Report how many lines contain "chevron". Give the number and nothing else.
--- Start of Available records ---
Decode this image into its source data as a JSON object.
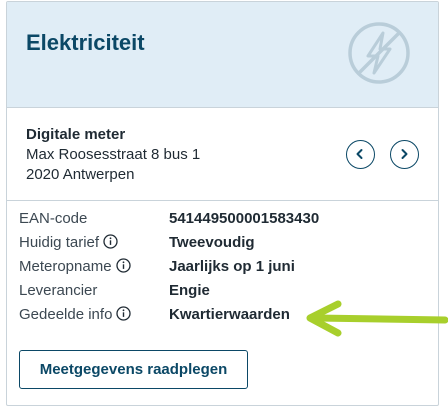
{
  "card": {
    "title": "Elektriciteit",
    "icon": "lightning-bolt-icon"
  },
  "meter": {
    "label": "Digitale meter",
    "address_line1": "Max Roosesstraat 8 bus 1",
    "address_line2": "2020 Antwerpen",
    "prev_icon": "chevron-left-icon",
    "next_icon": "chevron-right-icon"
  },
  "details": [
    {
      "label": "EAN-code",
      "value": "541449500001583430",
      "info": false
    },
    {
      "label": "Huidig tarief",
      "value": "Tweevoudig",
      "info": true
    },
    {
      "label": "Meteropname",
      "value": "Jaarlijks op 1 juni",
      "info": true
    },
    {
      "label": "Leverancier",
      "value": "Engie",
      "info": false
    },
    {
      "label": "Gedeelde info",
      "value": "Kwartierwaarden",
      "info": true
    }
  ],
  "action": {
    "label": "Meetgegevens raadplegen"
  },
  "colors": {
    "brand": "#0b4866",
    "header_bg": "#e0edf6",
    "annotation_arrow": "#a8cf2c"
  }
}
--- End of Available records ---
The completed task: 2